Search the listing below for the word "Para" and copy each line that holds it.

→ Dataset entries
........

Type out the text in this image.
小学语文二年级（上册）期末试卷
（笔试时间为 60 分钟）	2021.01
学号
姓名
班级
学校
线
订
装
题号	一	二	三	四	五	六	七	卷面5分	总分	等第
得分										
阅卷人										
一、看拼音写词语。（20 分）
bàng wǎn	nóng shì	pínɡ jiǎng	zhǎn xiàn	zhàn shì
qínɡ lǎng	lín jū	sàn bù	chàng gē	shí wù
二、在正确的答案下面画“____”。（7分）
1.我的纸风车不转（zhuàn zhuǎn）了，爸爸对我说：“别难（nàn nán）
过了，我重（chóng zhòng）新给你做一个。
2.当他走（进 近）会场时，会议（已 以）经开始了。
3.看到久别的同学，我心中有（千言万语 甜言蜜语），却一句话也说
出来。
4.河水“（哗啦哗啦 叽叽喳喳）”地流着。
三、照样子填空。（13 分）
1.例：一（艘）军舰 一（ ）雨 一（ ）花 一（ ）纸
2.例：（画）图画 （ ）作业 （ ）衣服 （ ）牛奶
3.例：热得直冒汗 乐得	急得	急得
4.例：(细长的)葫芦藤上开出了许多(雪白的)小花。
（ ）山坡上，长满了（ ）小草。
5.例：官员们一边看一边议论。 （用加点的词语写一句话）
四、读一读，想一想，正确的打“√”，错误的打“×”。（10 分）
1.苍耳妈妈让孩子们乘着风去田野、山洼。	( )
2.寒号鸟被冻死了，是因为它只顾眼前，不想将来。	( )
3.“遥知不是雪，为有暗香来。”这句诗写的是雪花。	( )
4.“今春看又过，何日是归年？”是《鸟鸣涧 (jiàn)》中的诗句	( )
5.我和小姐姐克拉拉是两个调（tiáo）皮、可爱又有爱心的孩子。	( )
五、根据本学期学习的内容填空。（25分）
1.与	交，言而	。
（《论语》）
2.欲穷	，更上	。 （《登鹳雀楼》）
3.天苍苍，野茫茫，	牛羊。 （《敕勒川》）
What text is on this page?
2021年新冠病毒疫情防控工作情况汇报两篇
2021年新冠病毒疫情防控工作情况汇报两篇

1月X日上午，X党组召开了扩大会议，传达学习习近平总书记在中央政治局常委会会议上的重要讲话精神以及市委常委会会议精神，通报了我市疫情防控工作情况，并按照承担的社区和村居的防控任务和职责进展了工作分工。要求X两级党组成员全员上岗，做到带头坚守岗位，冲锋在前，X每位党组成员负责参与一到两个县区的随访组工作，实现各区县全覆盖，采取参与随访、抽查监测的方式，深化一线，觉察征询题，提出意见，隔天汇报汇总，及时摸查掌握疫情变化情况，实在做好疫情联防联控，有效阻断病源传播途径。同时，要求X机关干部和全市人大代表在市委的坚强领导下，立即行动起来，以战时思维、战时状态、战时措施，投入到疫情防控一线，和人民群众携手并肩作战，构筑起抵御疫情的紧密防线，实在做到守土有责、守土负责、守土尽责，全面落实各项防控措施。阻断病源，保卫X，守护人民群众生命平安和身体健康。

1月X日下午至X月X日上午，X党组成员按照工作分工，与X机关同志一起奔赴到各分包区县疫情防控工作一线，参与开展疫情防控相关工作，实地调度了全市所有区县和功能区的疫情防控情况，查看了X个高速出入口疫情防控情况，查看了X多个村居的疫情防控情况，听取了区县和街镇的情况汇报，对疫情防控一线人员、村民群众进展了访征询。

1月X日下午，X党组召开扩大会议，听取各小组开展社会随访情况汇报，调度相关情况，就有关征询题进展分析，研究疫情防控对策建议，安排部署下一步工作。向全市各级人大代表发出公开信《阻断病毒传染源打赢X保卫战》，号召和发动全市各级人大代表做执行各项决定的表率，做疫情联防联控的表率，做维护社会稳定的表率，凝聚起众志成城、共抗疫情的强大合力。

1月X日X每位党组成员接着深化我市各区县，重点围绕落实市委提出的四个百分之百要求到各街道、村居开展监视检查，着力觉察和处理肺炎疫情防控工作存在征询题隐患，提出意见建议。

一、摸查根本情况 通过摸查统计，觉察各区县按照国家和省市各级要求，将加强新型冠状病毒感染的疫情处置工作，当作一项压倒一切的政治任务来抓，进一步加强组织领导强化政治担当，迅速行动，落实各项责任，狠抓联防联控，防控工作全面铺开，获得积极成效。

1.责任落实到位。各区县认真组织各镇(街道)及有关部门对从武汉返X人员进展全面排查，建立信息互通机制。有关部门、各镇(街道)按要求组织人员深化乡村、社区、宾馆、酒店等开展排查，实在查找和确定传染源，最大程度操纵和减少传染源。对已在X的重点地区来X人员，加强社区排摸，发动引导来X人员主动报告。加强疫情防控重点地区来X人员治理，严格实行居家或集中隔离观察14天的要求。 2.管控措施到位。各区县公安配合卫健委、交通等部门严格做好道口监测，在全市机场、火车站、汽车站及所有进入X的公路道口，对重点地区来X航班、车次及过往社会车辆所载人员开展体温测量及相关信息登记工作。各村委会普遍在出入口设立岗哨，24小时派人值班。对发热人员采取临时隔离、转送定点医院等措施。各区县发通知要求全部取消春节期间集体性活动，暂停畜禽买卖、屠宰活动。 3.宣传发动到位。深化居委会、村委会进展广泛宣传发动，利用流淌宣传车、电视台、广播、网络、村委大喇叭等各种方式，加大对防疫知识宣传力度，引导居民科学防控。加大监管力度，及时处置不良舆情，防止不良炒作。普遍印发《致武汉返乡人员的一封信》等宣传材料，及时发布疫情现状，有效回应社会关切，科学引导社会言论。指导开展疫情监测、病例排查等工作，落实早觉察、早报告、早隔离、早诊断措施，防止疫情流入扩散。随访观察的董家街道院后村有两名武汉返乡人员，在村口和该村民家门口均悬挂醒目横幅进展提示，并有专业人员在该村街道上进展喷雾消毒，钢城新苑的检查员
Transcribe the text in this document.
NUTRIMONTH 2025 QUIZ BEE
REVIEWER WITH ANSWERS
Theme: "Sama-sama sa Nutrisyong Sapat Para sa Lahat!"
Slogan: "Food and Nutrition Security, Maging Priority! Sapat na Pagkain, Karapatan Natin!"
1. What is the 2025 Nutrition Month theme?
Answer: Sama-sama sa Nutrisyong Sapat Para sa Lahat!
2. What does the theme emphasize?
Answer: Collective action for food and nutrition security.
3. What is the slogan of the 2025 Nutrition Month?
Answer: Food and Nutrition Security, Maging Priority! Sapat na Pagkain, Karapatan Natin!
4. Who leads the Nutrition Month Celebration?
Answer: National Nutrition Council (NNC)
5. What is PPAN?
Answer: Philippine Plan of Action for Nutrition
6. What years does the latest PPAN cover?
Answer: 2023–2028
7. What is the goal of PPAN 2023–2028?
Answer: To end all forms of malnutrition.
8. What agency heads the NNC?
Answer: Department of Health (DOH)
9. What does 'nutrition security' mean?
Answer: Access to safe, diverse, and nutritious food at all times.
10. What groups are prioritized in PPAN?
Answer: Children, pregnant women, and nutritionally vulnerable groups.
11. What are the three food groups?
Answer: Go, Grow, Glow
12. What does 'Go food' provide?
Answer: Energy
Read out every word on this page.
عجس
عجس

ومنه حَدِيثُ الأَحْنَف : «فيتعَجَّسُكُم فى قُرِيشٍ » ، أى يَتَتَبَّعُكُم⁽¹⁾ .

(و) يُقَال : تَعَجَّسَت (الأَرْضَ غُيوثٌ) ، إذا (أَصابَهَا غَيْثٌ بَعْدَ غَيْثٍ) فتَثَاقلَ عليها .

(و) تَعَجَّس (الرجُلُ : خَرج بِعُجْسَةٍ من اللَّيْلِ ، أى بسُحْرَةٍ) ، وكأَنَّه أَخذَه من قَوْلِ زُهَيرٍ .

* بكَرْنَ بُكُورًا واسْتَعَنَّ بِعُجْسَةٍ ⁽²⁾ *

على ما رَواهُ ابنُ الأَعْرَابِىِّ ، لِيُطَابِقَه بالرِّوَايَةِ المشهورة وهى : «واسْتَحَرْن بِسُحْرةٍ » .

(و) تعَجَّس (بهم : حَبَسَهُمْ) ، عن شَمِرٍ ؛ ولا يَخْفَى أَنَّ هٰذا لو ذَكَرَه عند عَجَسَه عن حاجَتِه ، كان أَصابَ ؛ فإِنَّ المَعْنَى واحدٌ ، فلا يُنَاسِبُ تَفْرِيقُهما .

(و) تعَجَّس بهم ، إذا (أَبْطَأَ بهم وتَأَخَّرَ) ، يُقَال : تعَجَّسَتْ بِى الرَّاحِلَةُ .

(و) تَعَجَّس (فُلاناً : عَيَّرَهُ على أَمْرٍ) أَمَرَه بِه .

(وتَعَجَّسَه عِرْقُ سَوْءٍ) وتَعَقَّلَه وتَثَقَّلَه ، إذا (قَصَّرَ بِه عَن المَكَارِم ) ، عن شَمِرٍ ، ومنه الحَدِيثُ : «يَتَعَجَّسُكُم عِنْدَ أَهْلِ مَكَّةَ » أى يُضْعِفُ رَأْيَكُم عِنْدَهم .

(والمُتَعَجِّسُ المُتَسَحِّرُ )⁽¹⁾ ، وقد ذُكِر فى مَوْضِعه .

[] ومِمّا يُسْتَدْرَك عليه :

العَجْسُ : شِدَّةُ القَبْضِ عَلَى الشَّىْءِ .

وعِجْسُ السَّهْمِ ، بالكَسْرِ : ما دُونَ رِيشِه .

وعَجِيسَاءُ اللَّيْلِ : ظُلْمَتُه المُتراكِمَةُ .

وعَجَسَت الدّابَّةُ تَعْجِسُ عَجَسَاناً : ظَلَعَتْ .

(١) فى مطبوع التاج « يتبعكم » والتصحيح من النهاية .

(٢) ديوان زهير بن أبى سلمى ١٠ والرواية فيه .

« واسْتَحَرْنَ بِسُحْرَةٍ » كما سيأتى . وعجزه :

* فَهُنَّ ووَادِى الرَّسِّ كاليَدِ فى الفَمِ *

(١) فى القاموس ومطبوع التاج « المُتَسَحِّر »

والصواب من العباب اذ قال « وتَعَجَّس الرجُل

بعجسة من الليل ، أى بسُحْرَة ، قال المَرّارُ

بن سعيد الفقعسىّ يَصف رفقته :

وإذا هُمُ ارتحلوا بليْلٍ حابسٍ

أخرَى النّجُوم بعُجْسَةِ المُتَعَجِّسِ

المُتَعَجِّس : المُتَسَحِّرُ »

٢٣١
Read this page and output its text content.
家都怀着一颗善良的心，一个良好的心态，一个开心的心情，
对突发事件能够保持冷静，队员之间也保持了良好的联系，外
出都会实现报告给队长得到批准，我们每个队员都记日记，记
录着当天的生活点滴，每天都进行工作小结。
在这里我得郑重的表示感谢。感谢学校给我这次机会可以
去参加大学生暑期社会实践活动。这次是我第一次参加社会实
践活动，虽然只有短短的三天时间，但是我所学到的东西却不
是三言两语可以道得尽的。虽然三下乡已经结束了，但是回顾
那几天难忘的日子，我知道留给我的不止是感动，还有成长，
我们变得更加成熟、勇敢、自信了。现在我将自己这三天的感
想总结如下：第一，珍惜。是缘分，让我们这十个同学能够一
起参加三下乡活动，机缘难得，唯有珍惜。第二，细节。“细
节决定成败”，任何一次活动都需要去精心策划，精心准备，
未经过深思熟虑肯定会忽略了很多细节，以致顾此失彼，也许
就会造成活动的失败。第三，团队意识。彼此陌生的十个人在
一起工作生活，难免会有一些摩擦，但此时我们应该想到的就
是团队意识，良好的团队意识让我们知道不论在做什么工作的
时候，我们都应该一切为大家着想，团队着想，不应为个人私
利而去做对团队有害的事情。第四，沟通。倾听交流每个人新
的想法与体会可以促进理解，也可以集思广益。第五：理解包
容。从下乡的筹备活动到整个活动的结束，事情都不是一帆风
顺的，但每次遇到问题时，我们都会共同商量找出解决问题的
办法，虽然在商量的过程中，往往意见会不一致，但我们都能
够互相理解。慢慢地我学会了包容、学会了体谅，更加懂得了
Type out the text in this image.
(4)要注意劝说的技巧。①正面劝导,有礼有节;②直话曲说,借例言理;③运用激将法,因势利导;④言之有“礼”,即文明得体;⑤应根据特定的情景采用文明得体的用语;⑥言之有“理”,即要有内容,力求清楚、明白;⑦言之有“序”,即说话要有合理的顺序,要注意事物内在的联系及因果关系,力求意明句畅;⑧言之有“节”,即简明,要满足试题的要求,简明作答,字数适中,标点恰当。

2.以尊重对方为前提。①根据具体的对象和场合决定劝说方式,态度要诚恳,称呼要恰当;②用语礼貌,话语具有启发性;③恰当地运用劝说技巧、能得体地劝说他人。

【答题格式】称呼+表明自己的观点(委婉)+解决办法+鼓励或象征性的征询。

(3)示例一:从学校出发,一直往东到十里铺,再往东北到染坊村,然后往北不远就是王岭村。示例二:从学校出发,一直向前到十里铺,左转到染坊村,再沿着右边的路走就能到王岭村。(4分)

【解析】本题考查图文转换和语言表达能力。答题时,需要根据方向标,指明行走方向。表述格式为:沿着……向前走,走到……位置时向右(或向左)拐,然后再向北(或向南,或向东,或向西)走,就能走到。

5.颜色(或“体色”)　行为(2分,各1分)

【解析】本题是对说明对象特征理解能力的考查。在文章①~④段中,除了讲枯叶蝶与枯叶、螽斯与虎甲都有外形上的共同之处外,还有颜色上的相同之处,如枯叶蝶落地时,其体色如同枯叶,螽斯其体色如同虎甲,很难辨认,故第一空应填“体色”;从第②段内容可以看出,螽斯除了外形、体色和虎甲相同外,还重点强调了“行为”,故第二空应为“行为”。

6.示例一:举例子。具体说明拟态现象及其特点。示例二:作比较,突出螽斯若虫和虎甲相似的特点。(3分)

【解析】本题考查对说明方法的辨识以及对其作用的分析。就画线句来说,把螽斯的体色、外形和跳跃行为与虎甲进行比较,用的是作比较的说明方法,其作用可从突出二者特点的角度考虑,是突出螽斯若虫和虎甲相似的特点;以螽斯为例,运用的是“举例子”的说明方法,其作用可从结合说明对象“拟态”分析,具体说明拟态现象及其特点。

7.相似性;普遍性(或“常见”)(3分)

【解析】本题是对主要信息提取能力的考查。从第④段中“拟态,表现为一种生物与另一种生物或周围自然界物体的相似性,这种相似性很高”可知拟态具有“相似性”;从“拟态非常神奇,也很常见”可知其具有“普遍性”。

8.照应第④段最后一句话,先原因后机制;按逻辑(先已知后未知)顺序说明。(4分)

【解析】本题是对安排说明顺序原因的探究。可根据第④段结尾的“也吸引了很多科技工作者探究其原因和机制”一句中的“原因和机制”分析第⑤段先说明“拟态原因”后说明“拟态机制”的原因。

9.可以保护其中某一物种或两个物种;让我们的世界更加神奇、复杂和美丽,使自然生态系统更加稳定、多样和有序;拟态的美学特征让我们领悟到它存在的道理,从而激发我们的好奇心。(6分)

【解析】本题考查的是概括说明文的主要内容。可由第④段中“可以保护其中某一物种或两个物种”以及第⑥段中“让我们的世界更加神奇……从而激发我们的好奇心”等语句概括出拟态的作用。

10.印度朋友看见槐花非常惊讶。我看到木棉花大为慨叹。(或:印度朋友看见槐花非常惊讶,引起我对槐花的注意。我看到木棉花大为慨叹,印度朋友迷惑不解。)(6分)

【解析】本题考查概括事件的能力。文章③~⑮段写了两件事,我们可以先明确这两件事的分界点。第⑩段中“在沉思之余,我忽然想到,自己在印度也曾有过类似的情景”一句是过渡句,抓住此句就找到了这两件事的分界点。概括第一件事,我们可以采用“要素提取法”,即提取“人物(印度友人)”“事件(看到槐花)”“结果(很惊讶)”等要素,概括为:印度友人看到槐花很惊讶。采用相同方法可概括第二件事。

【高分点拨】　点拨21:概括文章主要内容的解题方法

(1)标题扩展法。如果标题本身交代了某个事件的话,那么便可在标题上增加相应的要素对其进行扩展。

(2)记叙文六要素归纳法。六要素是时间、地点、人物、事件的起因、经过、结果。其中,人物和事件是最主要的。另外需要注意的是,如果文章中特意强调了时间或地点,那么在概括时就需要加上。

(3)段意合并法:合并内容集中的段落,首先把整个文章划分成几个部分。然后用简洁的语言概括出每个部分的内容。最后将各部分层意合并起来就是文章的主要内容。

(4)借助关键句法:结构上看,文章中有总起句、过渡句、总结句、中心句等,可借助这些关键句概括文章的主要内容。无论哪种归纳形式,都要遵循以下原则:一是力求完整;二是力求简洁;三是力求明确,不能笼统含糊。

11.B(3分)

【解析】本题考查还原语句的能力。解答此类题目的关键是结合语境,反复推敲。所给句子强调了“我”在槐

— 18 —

........

→ Full response
Theme: "Sama-sama sa Nutrisyong Sapat Para sa Lahat!"
Answer: Sama-sama sa Nutrisyong Sapat Para sa Lahat!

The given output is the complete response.